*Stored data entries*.

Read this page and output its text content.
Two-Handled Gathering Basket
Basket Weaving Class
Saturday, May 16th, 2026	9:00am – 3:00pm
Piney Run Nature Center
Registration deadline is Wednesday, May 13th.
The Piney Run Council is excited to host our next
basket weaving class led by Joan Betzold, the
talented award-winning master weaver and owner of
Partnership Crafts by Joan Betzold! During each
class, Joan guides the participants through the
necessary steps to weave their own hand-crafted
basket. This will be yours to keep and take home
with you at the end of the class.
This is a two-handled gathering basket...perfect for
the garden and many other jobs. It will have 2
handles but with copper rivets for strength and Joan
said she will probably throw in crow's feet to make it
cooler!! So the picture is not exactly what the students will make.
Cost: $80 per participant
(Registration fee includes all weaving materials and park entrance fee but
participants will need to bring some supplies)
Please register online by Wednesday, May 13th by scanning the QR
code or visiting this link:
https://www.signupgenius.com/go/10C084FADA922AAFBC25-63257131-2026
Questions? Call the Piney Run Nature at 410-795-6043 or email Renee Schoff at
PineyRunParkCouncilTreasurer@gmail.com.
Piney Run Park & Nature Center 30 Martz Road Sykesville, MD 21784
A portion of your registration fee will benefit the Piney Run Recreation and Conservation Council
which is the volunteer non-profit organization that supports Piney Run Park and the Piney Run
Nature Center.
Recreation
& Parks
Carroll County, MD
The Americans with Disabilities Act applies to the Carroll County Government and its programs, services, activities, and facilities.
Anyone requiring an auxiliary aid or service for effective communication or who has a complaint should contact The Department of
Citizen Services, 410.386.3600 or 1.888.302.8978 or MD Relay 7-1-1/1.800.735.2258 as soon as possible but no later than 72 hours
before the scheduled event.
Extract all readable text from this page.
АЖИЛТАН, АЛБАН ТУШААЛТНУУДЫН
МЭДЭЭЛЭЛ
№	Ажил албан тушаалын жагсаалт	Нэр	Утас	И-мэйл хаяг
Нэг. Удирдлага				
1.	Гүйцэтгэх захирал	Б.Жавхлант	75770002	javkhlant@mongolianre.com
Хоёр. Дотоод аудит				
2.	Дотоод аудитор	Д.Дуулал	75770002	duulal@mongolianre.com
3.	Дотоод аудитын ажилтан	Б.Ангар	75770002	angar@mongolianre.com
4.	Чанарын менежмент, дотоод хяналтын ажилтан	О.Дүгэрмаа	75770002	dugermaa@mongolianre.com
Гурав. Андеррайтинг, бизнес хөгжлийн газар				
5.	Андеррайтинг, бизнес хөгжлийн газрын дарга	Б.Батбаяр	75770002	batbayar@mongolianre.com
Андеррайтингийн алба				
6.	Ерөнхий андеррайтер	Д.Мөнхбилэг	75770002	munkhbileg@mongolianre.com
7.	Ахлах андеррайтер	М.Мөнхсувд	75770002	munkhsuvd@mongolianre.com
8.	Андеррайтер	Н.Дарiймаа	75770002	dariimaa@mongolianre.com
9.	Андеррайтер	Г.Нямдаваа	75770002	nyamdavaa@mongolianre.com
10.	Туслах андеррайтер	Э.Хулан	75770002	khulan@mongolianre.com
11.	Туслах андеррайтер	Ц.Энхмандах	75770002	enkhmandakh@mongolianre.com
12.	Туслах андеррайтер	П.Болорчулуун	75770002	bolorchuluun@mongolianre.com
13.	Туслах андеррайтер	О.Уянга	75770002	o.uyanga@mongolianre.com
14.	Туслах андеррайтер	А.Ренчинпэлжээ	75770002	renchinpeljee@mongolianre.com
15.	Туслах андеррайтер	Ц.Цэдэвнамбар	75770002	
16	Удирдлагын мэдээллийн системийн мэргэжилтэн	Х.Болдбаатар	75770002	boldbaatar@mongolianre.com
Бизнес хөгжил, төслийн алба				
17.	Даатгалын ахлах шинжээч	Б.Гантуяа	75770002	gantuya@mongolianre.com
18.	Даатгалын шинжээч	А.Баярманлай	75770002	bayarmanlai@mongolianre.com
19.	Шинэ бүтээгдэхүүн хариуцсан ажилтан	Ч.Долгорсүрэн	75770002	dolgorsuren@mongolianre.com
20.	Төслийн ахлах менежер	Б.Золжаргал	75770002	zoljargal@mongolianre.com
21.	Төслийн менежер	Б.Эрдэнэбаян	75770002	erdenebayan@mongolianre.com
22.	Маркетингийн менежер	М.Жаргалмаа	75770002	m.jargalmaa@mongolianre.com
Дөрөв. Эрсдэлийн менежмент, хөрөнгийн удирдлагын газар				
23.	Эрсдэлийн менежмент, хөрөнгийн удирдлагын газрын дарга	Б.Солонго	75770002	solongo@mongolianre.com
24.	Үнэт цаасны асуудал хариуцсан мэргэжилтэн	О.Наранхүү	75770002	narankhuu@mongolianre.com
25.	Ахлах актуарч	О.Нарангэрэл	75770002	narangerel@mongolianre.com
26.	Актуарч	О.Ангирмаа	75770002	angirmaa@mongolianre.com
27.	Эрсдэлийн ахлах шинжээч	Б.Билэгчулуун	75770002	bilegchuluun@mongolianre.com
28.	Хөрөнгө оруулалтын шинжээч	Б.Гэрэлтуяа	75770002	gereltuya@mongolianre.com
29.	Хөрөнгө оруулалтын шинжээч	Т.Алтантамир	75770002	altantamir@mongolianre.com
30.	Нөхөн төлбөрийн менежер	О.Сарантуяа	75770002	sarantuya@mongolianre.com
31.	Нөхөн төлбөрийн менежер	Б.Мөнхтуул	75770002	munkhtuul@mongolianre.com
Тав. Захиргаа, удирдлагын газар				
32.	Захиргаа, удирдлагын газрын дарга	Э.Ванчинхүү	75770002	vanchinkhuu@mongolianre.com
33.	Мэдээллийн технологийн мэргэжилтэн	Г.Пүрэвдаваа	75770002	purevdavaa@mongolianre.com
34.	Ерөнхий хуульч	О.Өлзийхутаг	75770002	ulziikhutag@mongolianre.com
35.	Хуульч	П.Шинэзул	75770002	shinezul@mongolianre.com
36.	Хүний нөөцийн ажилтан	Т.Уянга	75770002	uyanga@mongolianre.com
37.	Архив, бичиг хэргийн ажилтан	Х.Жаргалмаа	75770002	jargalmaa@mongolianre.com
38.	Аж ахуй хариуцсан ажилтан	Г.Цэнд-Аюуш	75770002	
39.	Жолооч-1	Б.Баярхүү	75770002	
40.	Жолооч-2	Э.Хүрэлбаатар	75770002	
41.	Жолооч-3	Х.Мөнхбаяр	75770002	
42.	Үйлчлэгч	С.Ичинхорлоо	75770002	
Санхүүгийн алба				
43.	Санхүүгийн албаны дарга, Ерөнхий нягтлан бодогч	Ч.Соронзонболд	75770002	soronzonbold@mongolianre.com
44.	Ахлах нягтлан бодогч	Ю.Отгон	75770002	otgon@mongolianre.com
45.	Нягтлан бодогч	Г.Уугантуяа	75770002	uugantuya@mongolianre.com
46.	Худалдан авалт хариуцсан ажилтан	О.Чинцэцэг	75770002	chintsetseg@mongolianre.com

*EXERCISE INSTRUCTIONS*. Write out the data exactly as it stands.

*EXERCISE OUTPUT*.
Read this page and output its text content.
Two-Handled Gathering Basket
Basket Weaving Class
Saturday, May 16th, 2026	9:00am – 3:00pm
Piney Run Nature Center
Registration deadline is Wednesday, May 13th.
The Piney Run Council is excited to host our next
basket weaving class led by Joan Betzold, the
talented award-winning master weaver and owner of
Partnership Crafts by Joan Betzold! During each
class, Joan guides the participants through the
necessary steps to weave their own hand-crafted
basket. This will be yours to keep and take home
with you at the end of the class.
This is a two-handled gathering basket...perfect for
the garden and many other jobs. It will have 2
handles but with copper rivets for strength and Joan
said she will probably throw in crow's feet to make it
cooler!! So the picture is not exactly what the students will make.
Cost: $80 per participant
(Registration fee includes all weaving materials and park entrance fee but
participants will need to bring some supplies)
Please register online by Wednesday, May 13th by scanning the QR
code or visiting this link:
https://www.signupgenius.com/go/10C084FADA922AAFBC25-63257131-2026
Questions? Call the Piney Run Nature at 410-795-6043 or email Renee Schoff at
PineyRunParkCouncilTreasurer@gmail.com.
Piney Run Park & Nature Center 30 Martz Road Sykesville, MD 21784
A portion of your registration fee will benefit the Piney Run Recreation and Conservation Council
which is the volunteer non-profit organization that supports Piney Run Park and the Piney Run
Nature Center.
Recreation
& Parks
Carroll County, MD
The Americans with Disabilities Act applies to the Carroll County Government and its programs, services, activities, and facilities.
Anyone requiring an auxiliary aid or service for effective communication or who has a complaint should contact The Department of
Citizen Services, 410.386.3600 or 1.888.302.8978 or MD Relay 7-1-1/1.800.735.2258 as soon as possible but no later than 72 hours
before the scheduled event.
Extract all readable text from this page.
АЖИЛТАН, АЛБАН ТУШААЛТНУУДЫН
МЭДЭЭЛЭЛ
№	Ажил албан тушаалын жагсаалт	Нэр	Утас	И-мэйл хаяг
Нэг. Удирдлага				
1.	Гүйцэтгэх захирал	Б.Жавхлант	75770002	javkhlant@mongolianre.com
Хоёр. Дотоод аудит				
2.	Дотоод аудитор	Д.Дуулал	75770002	duulal@mongolianre.com
3.	Дотоод аудитын ажилтан	Б.Ангар	75770002	angar@mongolianre.com
4.	Чанарын менежмент, дотоод хяналтын ажилтан	О.Дүгэрмаа	75770002	dugermaa@mongolianre.com
Гурав. Андеррайтинг, бизнес хөгжлийн газар				
5.	Андеррайтинг, бизнес хөгжлийн газрын дарга	Б.Батбаяр	75770002	batbayar@mongolianre.com
Андеррайтингийн алба				
6.	Ерөнхий андеррайтер	Д.Мөнхбилэг	75770002	munkhbileg@mongolianre.com
7.	Ахлах андеррайтер	М.Мөнхсувд	75770002	munkhsuvd@mongolianre.com
8.	Андеррайтер	Н.Дарiймаа	75770002	dariimaa@mongolianre.com
9.	Андеррайтер	Г.Нямдаваа	75770002	nyamdavaa@mongolianre.com
10.	Туслах андеррайтер	Э.Хулан	75770002	khulan@mongolianre.com
11.	Туслах андеррайтер	Ц.Энхмандах	75770002	enkhmandakh@mongolianre.com
12.	Туслах андеррайтер	П.Болорчулуун	75770002	bolorchuluun@mongolianre.com
13.	Туслах андеррайтер	О.Уянга	75770002	o.uyanga@mongolianre.com
14.	Туслах андеррайтер	А.Ренчинпэлжээ	75770002	renchinpeljee@mongolianre.com
15.	Туслах андеррайтер	Ц.Цэдэвнамбар	75770002	
16	Удирдлагын мэдээллийн системийн мэргэжилтэн	Х.Болдбаатар	75770002	boldbaatar@mongolianre.com
Бизнес хөгжил, төслийн алба				
17.	Даатгалын ахлах шинжээч	Б.Гантуяа	75770002	gantuya@mongolianre.com
18.	Даатгалын шинжээч	А.Баярманлай	75770002	bayarmanlai@mongolianre.com
19.	Шинэ бүтээгдэхүүн хариуцсан ажилтан	Ч.Долгорсүрэн	75770002	dolgorsuren@mongolianre.com
20.	Төслийн ахлах менежер	Б.Золжаргал	75770002	zoljargal@mongolianre.com
21.	Төслийн менежер	Б.Эрдэнэбаян	75770002	erdenebayan@mongolianre.com
22.	Маркетингийн менежер	М.Жаргалмаа	75770002	m.jargalmaa@mongolianre.com
Дөрөв. Эрсдэлийн менежмент, хөрөнгийн удирдлагын газар				
23.	Эрсдэлийн менежмент, хөрөнгийн удирдлагын газрын дарга	Б.Солонго	75770002	solongo@mongolianre.com
24.	Үнэт цаасны асуудал хариуцсан мэргэжилтэн	О.Наранхүү	75770002	narankhuu@mongolianre.com
25.	Ахлах актуарч	О.Нарангэрэл	75770002	narangerel@mongolianre.com
26.	Актуарч	О.Ангирмаа	75770002	angirmaa@mongolianre.com
27.	Эрсдэлийн ахлах шинжээч	Б.Билэгчулуун	75770002	bilegchuluun@mongolianre.com
28.	Хөрөнгө оруулалтын шинжээч	Б.Гэрэлтуяа	75770002	gereltuya@mongolianre.com
29.	Хөрөнгө оруулалтын шинжээч	Т.Алтантамир	75770002	altantamir@mongolianre.com
30.	Нөхөн төлбөрийн менежер	О.Сарантуяа	75770002	sarantuya@mongolianre.com
31.	Нөхөн төлбөрийн менежер	Б.Мөнхтуул	75770002	munkhtuul@mongolianre.com
Тав. Захиргаа, удирдлагын газар				
32.	Захиргаа, удирдлагын газрын дарга	Э.Ванчинхүү	75770002	vanchinkhuu@mongolianre.com
33.	Мэдээллийн технологийн мэргэжилтэн	Г.Пүрэвдаваа	75770002	purevdavaa@mongolianre.com
34.	Ерөнхий хуульч	О.Өлзийхутаг	75770002	ulziikhutag@mongolianre.com
35.	Хуульч	П.Шинэзул	75770002	shinezul@mongolianre.com
36.	Хүний нөөцийн ажилтан	Т.Уянга	75770002	uyanga@mongolianre.com
37.	Архив, бичиг хэргийн ажилтан	Х.Жаргалмаа	75770002	jargalmaa@mongolianre.com
38.	Аж ахуй хариуцсан ажилтан	Г.Цэнд-Аюуш	75770002	
39.	Жолооч-1	Б.Баярхүү	75770002	
40.	Жолооч-2	Э.Хүрэлбаатар	75770002	
41.	Жолооч-3	Х.Мөнхбаяр	75770002	
42.	Үйлчлэгч	С.Ичинхорлоо	75770002	
Санхүүгийн алба				
43.	Санхүүгийн албаны дарга, Ерөнхий нягтлан бодогч	Ч.Соронзонболд	75770002	soronzonbold@mongolianre.com
44.	Ахлах нягтлан бодогч	Ю.Отгон	75770002	otgon@mongolianre.com
45.	Нягтлан бодогч	Г.Уугантуяа	75770002	uugantuya@mongolianre.com
46.	Худалдан авалт хариуцсан ажилтан	О.Чинцэцэг	75770002	chintsetseg@mongolianre.com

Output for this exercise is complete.